Consignes –
A. Indiquez, s'il vous plaît, si chacune des affirmations suivantes concorde avec l'extrait du document, en répondant par oui ou par non et en citant mot pour mot les termes de l'extrait qui permettent de trancher. (i) Joseph Deiss a siégé au gouvernement de 1999 à 2006. (ii) Le Valais a eu davantage de conseillers fédéraux que Fribourg. (iii) Alain Berset a déjà siégé dans un exécutif.
B. Recopiez mot pour mot le passage de l'extrait du document qui va de « ats/vkiss/boi » jusqu'à « 1999 à 2006. ».

Extrait du document –
Alain Berset a réussi tout ce qu'il a entrepris, mais d'aucuns trouvent une faille à son palmarès: il n'a jamais siégé dans un exécutif. Il a désormais tout le temps d'apprendre. Pianiste à ses heures, Alain Berset habite toujours la maison familiale à Belfaux. Il est marié et père de trois enfants.
ats/vkiss/boi
Un 4e Fribourgeois au Conseil fédéral
Alain Berset offre à Fribourg son quatrième conseiller fédéral. C'est le premier socialiste après trois démocrates-chrétiens. Le dernier ministre issu de ce canton était Joseph Deiss qui a siégé au gouvernement de 1999 à 2006.
Deux autres Fribourgeois avaient été élus par l'Assemblée fédérale auparavant: Jean Bourgknecht, qui a siégé au gouvernement de 1960 à 1962 et Jean-Marie Musy, conseiller fédéral de 1920 à 1934.
Avec quatre représentants au gouvernement depuis 1848, Fribourg fait figure de parent pauvre. Le canton est en effet loin de Zurich (20 conseillers fédéraux), Vaud (14) ou Berne (14). Neuchâtel (9), le Tessin (7), Soleure et Saint-Gall (6), Genève, Lucerne et Argovie (5) font également mieux que Fribourg.
Les Grisons ont aussi aligné quatre des leurs au Conseil fédéral. Suivent Thurgovie, et le Valais (3 chacun), Zoug, Appenzell Rhodes-extérieures et Bâle-Ville (2), puis Obwald, Bâle-Campagne, Appenzell Rhodes-intérieures et Glaris (1).
Cinq cantons attendent toujours d'envoyer l'un des leurs à Berne: Uri, Schwyz, Nidwald, Schaffhouse et le Jura.

Extraits de données –
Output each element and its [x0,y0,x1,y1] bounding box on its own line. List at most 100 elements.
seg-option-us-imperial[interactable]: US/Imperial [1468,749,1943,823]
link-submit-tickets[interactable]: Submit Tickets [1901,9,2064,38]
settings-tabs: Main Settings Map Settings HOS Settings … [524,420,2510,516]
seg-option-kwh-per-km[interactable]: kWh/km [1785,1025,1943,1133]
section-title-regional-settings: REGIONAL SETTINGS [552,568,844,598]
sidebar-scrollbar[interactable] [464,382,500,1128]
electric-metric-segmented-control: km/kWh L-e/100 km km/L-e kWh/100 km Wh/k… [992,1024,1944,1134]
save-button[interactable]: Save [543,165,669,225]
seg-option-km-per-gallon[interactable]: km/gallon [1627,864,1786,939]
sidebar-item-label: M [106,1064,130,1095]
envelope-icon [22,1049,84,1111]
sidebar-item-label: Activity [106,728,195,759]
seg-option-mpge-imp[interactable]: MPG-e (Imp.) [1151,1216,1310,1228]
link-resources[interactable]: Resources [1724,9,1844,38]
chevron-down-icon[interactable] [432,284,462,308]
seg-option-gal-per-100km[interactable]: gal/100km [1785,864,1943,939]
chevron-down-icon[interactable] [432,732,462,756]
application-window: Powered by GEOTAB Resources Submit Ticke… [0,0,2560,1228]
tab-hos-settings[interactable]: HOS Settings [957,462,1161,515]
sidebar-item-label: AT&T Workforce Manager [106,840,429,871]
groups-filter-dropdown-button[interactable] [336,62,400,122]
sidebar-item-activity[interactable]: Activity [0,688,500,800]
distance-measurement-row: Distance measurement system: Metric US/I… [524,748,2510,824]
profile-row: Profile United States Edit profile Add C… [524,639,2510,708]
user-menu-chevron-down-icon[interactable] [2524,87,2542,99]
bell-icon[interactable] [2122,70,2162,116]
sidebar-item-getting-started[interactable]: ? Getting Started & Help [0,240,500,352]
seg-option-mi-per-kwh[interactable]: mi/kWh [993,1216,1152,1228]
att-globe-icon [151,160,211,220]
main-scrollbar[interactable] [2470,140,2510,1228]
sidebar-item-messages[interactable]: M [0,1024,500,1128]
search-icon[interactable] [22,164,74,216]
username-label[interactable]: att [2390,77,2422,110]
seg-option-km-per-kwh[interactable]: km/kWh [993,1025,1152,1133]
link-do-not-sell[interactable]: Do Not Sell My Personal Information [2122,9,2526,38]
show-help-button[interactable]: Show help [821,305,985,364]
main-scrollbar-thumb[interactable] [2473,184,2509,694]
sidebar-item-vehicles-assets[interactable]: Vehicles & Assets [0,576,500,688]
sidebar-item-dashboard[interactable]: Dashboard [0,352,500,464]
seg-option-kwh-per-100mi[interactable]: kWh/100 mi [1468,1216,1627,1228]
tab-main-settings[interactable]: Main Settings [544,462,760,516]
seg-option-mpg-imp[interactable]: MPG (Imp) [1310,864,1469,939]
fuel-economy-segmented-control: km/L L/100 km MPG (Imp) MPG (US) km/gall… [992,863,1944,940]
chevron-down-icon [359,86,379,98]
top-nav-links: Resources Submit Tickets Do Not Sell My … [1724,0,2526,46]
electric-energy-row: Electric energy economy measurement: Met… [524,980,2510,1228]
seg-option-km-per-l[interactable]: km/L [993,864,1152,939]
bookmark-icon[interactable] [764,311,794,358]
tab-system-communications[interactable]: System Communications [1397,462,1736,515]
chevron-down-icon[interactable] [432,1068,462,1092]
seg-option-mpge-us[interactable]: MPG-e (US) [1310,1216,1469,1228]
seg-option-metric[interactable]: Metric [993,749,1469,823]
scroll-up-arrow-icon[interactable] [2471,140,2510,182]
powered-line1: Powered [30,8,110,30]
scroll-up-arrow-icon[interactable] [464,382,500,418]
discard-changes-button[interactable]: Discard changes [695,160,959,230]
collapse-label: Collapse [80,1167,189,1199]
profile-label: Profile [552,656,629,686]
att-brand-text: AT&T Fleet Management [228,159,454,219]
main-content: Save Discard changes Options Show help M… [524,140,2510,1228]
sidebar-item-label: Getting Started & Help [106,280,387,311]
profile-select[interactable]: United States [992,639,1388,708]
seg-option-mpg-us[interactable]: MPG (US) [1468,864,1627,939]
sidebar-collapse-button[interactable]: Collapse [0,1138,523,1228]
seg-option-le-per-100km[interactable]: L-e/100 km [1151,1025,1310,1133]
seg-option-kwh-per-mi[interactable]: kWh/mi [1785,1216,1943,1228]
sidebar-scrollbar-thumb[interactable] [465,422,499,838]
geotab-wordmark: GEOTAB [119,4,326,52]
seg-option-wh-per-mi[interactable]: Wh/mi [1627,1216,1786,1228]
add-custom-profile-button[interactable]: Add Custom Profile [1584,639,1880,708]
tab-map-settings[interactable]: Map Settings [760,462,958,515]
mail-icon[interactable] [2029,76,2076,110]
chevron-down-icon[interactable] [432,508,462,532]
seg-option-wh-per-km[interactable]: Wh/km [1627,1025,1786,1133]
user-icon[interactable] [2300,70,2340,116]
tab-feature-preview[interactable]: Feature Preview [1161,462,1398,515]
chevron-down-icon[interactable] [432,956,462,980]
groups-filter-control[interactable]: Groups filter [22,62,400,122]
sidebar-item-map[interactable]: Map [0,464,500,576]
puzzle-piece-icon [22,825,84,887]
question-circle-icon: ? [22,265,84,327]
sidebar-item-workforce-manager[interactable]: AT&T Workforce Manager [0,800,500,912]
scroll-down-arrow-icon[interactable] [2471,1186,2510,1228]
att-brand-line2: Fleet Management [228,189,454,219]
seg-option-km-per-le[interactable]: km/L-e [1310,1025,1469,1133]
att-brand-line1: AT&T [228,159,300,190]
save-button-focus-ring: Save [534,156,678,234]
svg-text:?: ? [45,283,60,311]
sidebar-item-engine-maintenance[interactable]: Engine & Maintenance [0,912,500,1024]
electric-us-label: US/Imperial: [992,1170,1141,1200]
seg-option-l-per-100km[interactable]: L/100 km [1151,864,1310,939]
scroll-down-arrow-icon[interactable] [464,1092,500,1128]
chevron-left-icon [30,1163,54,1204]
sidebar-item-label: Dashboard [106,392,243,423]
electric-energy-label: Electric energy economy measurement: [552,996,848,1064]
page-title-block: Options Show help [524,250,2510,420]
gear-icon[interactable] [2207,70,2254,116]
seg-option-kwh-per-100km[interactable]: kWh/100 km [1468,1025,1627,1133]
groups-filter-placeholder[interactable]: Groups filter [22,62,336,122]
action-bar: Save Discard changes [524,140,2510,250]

Corrigé –
A.
(i) Oui : « Joseph Deiss qui a siégé au gouvernement de 1999 à 2006 ».
(ii) Non : « Avec quatre représentants au gouvernement depuis 1848 » pour Fribourg, contre « le Valais (3 chacun) ».
(iii) Non : « il n'a jamais siégé dans un exécutif ».

B.
ats/vkiss/boi
Un 4e Fribourgeois au Conseil fédéral
Alain Berset offre à Fribourg son quatrième conseiller fédéral. C'est le premier socialiste après trois démocrates-chrétiens. Le dernier ministre issu de ce canton était Joseph Deiss qui a siégé au gouvernement de 1999 à 2006.